WHAT IS ASKED ▸ Without including any images, reproduce each entry exactly.

[Data records]
══════

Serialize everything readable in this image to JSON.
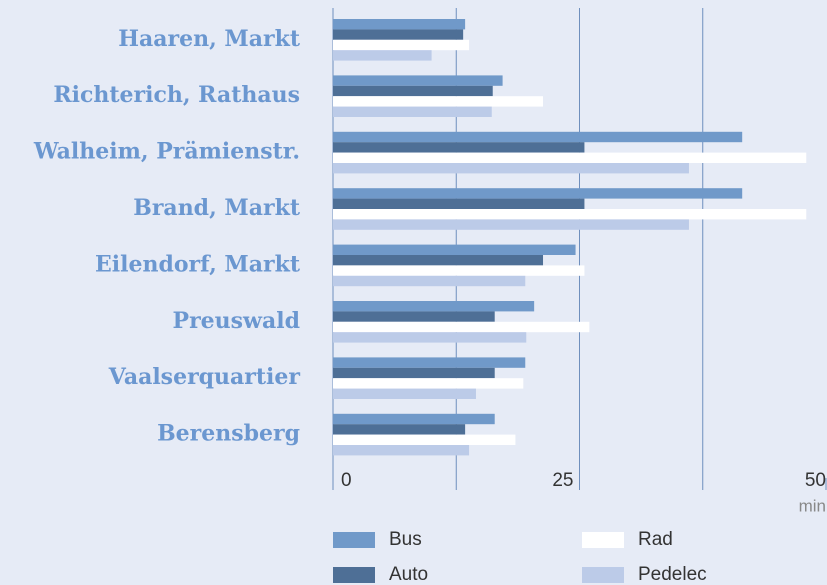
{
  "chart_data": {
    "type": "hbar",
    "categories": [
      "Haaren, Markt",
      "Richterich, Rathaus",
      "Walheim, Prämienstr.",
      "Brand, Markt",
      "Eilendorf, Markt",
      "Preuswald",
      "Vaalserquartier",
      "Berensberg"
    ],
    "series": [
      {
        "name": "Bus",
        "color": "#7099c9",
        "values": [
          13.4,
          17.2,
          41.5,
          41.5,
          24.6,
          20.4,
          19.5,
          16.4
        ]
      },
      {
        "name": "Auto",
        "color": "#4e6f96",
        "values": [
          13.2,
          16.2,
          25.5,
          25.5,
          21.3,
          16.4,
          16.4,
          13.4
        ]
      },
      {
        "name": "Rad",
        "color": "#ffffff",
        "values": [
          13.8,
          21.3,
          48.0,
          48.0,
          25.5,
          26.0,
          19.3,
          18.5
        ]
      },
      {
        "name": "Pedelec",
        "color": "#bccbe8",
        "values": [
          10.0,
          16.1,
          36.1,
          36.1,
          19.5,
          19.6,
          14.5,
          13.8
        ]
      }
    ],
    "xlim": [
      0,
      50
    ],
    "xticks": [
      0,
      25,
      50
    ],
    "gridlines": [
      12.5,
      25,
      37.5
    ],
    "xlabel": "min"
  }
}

══════

SOLUTION FOR THIS PROBLEM ▸
Serialize everything readable in this image to JSON.
{
  "chart_data": {
    "type": "hbar",
    "categories": [
      "Haaren, Markt",
      "Richterich, Rathaus",
      "Walheim, Prämienstr.",
      "Brand, Markt",
      "Eilendorf, Markt",
      "Preuswald",
      "Vaalserquartier",
      "Berensberg"
    ],
    "series": [
      {
        "name": "Bus",
        "color": "#7099c9",
        "values": [
          13.4,
          17.2,
          41.5,
          41.5,
          24.6,
          20.4,
          19.5,
          16.4
        ]
      },
      {
        "name": "Auto",
        "color": "#4e6f96",
        "values": [
          13.2,
          16.2,
          25.5,
          25.5,
          21.3,
          16.4,
          16.4,
          13.4
        ]
      },
      {
        "name": "Rad",
        "color": "#ffffff",
        "values": [
          13.8,
          21.3,
          48.0,
          48.0,
          25.5,
          26.0,
          19.3,
          18.5
        ]
      },
      {
        "name": "Pedelec",
        "color": "#bccbe8",
        "values": [
          10.0,
          16.1,
          36.1,
          36.1,
          19.5,
          19.6,
          14.5,
          13.8
        ]
      }
    ],
    "xlim": [
      0,
      50
    ],
    "xticks": [
      0,
      25,
      50
    ],
    "gridlines": [
      12.5,
      25,
      37.5
    ],
    "xlabel": "min"
  }
}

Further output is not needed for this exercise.